# AIM OF THE TASK
Write out every single entry exactly.

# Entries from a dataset
* Begin *
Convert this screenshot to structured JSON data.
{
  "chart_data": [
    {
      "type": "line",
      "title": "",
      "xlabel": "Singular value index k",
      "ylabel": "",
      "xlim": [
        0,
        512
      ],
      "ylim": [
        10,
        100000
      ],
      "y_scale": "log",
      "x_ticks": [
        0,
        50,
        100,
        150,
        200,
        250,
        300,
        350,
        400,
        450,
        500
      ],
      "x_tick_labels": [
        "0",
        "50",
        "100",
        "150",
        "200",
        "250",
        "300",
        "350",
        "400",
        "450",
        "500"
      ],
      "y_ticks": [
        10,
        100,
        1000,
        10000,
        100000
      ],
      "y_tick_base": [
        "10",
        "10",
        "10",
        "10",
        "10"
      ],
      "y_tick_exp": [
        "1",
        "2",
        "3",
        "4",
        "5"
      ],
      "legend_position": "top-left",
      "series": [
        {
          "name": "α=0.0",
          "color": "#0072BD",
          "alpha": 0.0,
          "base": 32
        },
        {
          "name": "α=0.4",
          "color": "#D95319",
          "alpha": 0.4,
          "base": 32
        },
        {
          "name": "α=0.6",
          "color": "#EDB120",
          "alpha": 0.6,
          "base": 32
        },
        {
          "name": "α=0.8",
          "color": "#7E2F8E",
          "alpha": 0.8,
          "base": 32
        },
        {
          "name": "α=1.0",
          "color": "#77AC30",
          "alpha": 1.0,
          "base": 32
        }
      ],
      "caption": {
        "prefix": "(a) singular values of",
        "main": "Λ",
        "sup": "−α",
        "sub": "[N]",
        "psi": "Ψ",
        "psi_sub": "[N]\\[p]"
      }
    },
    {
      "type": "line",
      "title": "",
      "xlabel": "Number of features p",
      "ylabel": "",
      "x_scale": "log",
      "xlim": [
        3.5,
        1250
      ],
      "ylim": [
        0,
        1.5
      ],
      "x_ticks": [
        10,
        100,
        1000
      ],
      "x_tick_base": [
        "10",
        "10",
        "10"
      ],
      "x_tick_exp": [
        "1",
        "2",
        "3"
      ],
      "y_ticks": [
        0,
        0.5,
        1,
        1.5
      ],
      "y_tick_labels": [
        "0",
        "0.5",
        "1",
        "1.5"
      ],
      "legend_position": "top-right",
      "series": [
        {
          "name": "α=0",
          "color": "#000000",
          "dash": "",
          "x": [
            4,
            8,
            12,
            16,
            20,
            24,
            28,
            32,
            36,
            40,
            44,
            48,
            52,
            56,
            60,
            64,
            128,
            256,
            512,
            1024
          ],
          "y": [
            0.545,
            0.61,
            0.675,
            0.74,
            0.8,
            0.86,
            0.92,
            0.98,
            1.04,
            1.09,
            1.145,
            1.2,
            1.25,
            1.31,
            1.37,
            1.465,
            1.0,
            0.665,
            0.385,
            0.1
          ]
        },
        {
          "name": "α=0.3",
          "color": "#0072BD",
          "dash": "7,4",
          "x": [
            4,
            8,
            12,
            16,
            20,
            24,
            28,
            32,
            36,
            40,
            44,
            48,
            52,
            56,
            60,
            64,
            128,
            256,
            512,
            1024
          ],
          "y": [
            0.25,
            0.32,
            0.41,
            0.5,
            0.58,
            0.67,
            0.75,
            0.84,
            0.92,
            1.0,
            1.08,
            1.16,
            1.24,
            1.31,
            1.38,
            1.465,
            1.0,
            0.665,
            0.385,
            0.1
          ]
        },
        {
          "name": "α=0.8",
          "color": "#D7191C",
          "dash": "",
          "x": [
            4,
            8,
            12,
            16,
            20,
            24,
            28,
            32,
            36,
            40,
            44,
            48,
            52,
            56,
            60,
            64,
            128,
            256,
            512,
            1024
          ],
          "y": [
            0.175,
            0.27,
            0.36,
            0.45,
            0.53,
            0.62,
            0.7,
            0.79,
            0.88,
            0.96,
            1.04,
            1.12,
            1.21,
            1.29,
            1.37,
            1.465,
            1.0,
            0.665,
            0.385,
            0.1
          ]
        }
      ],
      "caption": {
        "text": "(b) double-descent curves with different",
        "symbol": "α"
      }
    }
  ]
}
* End *
# FINISHED TASK
Convert this screenshot to structured JSON data.
{
  "chart_data": [
    {
      "type": "line",
      "title": "",
      "xlabel": "Singular value index k",
      "ylabel": "",
      "xlim": [
        0,
        512
      ],
      "ylim": [
        10,
        100000
      ],
      "y_scale": "log",
      "x_ticks": [
        0,
        50,
        100,
        150,
        200,
        250,
        300,
        350,
        400,
        450,
        500
      ],
      "x_tick_labels": [
        "0",
        "50",
        "100",
        "150",
        "200",
        "250",
        "300",
        "350",
        "400",
        "450",
        "500"
      ],
      "y_ticks": [
        10,
        100,
        1000,
        10000,
        100000
      ],
      "y_tick_base": [
        "10",
        "10",
        "10",
        "10",
        "10"
      ],
      "y_tick_exp": [
        "1",
        "2",
        "3",
        "4",
        "5"
      ],
      "legend_position": "top-left",
      "series": [
        {
          "name": "α=0.0",
          "color": "#0072BD",
          "alpha": 0.0,
          "base": 32
        },
        {
          "name": "α=0.4",
          "color": "#D95319",
          "alpha": 0.4,
          "base": 32
        },
        {
          "name": "α=0.6",
          "color": "#EDB120",
          "alpha": 0.6,
          "base": 32
        },
        {
          "name": "α=0.8",
          "color": "#7E2F8E",
          "alpha": 0.8,
          "base": 32
        },
        {
          "name": "α=1.0",
          "color": "#77AC30",
          "alpha": 1.0,
          "base": 32
        }
      ],
      "caption": {
        "prefix": "(a) singular values of",
        "main": "Λ",
        "sup": "−α",
        "sub": "[N]",
        "psi": "Ψ",
        "psi_sub": "[N]\\[p]"
      }
    },
    {
      "type": "line",
      "title": "",
      "xlabel": "Number of features p",
      "ylabel": "",
      "x_scale": "log",
      "xlim": [
        3.5,
        1250
      ],
      "ylim": [
        0,
        1.5
      ],
      "x_ticks": [
        10,
        100,
        1000
      ],
      "x_tick_base": [
        "10",
        "10",
        "10"
      ],
      "x_tick_exp": [
        "1",
        "2",
        "3"
      ],
      "y_ticks": [
        0,
        0.5,
        1,
        1.5
      ],
      "y_tick_labels": [
        "0",
        "0.5",
        "1",
        "1.5"
      ],
      "legend_position": "top-right",
      "series": [
        {
          "name": "α=0",
          "color": "#000000",
          "dash": "",
          "x": [
            4,
            8,
            12,
            16,
            20,
            24,
            28,
            32,
            36,
            40,
            44,
            48,
            52,
            56,
            60,
            64,
            128,
            256,
            512,
            1024
          ],
          "y": [
            0.545,
            0.61,
            0.675,
            0.74,
            0.8,
            0.86,
            0.92,
            0.98,
            1.04,
            1.09,
            1.145,
            1.2,
            1.25,
            1.31,
            1.37,
            1.465,
            1.0,
            0.665,
            0.385,
            0.1
          ]
        },
        {
          "name": "α=0.3",
          "color": "#0072BD",
          "dash": "7,4",
          "x": [
            4,
            8,
            12,
            16,
            20,
            24,
            28,
            32,
            36,
            40,
            44,
            48,
            52,
            56,
            60,
            64,
            128,
            256,
            512,
            1024
          ],
          "y": [
            0.25,
            0.32,
            0.41,
            0.5,
            0.58,
            0.67,
            0.75,
            0.84,
            0.92,
            1.0,
            1.08,
            1.16,
            1.24,
            1.31,
            1.38,
            1.465,
            1.0,
            0.665,
            0.385,
            0.1
          ]
        },
        {
          "name": "α=0.8",
          "color": "#D7191C",
          "dash": "",
          "x": [
            4,
            8,
            12,
            16,
            20,
            24,
            28,
            32,
            36,
            40,
            44,
            48,
            52,
            56,
            60,
            64,
            128,
            256,
            512,
            1024
          ],
          "y": [
            0.175,
            0.27,
            0.36,
            0.45,
            0.53,
            0.62,
            0.7,
            0.79,
            0.88,
            0.96,
            1.04,
            1.12,
            1.21,
            1.29,
            1.37,
            1.465,
            1.0,
            0.665,
            0.385,
            0.1
          ]
        }
      ],
      "caption": {
        "text": "(b) double-descent curves with different",
        "symbol": "α"
      }
    }
  ]
}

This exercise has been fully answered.